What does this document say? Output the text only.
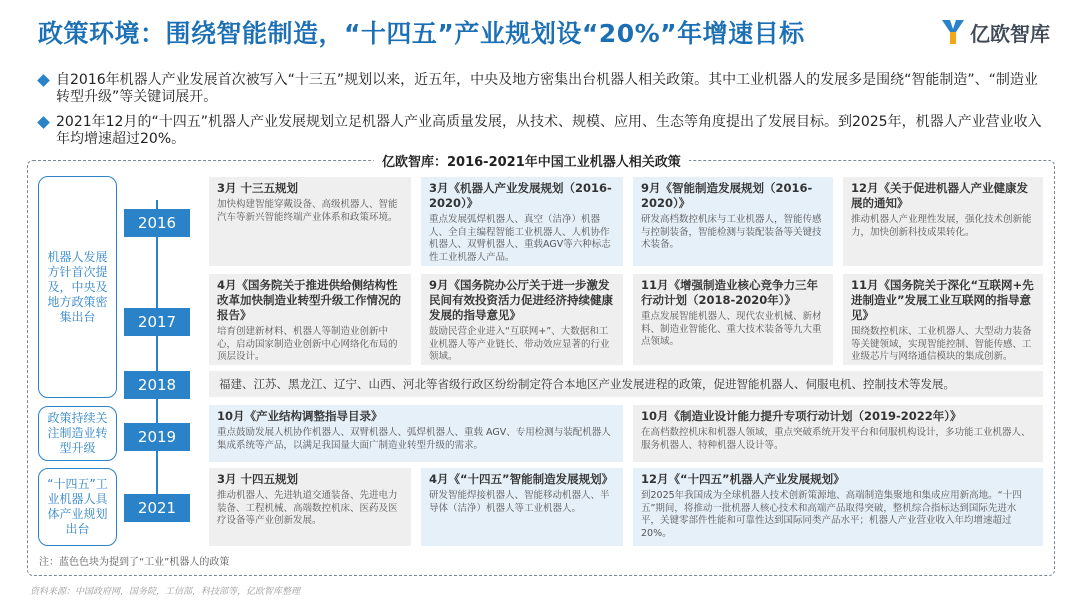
政策环境：围绕智能制造，“十四五”产业规划设“20%”年增速目标	亿欧智库
自2016年机器人产业发展首次被写入“十三五”规划以来，近五年，中央及地方密集出台机器人相关政策。其中工业机器人的发展多是围绕“智能制造”、“制造业转型升级”等关键词展开。
2021年12月的“十四五”机器人产业发展规划立足机器人产业高质量发展，从技术、规模、应用、生态等角度提出了发展目标。到2025年，机器人产业营业收入年均增速超过20%。
亿欧智库：2016-2021年中国工业机器人相关政策
机器人发展方针首次提及，中央及地方政策密集出台
政策持续关注制造业转型升级
“十四五”工业机器人具体产业规划出台
2016
2017
2018
2019
2021
3月 十三五规划
加快构建智能穿戴设备、高级机器人、智能汽车等新兴智能终端产业体系和政策环境。
3月《机器人产业发展规划（2016-2020）》
重点发展弧焊机器人、真空（洁净）机器人、全自主编程智能工业机器人、人机协作机器人、双臂机器人、重载AGV等六种标志性工业机器人产品。
9月《智能制造发展规划（2016-2020）》
研发高档数控机床与工业机器人，智能传感与控制装备，智能检测与装配装备等关键技术装备。
12月《关于促进机器人产业健康发展的通知》
推动机器人产业理性发展，强化技术创新能力，加快创新科技成果转化。
4月《国务院关于推进供给侧结构性改革加快制造业转型升级工作情况的报告》
培育创建新材料、机器人等制造业创新中心，启动国家制造业创新中心网络化布局的顶层设计。
9月《国务院办公厅关于进一步激发民间有效投资活力促进经济持续健康发展的指导意见》
鼓励民营企业进入“互联网+”、大数据和工业机器人等产业链长、带动效应显著的行业领域。
11月《增强制造业核心竞争力三年行动计划（2018-2020年）》
重点发展智能机器人、现代农业机械、新材料、制造业智能化、重大技术装备等九大重点领域。
11月《国务院关于深化“互联网+先进制造业”发展工业互联网的指导意见》
围绕数控机床、工业机器人、大型动力装备等关键领域，实现智能控制、智能传感、工业级芯片与网络通信模块的集成创新。
福建、江苏、黑龙江、辽宁、山西、河北等省级行政区纷纷制定符合本地区产业发展进程的政策，促进智能机器人、伺服电机、控制技术等发展。
10月《产业结构调整指导目录》
重点鼓励发展人机协作机器人、双臂机器人、弧焊机器人、重载 AGV、专用检测与装配机器人集成系统等产品，以满足我国量大面广制造业转型升级的需求。
10月《制造业设计能力提升专项行动计划（2019-2022年）》
在高档数控机床和机器人领域，重点突破系统开发平台和伺服机构设计，多功能工业机器人、服务机器人、特种机器人设计等。
3月 十四五规划
推动机器人、先进轨道交通装备、先进电力装备、工程机械、高端数控机床、医药及医疗设备等产业创新发展。
4月《“十四五”智能制造发展规划》
研发智能焊接机器人、智能移动机器人、半导体（洁净）机器人等工业机器人。
12月《“十四五”机器人产业发展规划》
到2025年我国成为全球机器人技术创新策源地、高端制造集聚地和集成应用新高地。“十四五”期间，将推动一批机器人核心技术和高端产品取得突破，整机综合指标达到国际先进水平，关键零部件性能和可靠性达到国际同类产品水平；机器人产业营业收入年均增速超过20%。
注：蓝色色块为提到了“工业”机器人的政策
资料来源：中国政府网，国务院，工信部，科技部等，亿欧智库整理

TASK DIRECTIONS: Among the lines of the data, identify those with the word "智能制造发展规划". Copy each of them.

RESULT OF THE EXERCISE:
9月《智能制造发展规划（2016-2020）》
4月《“十四五”智能制造发展规划》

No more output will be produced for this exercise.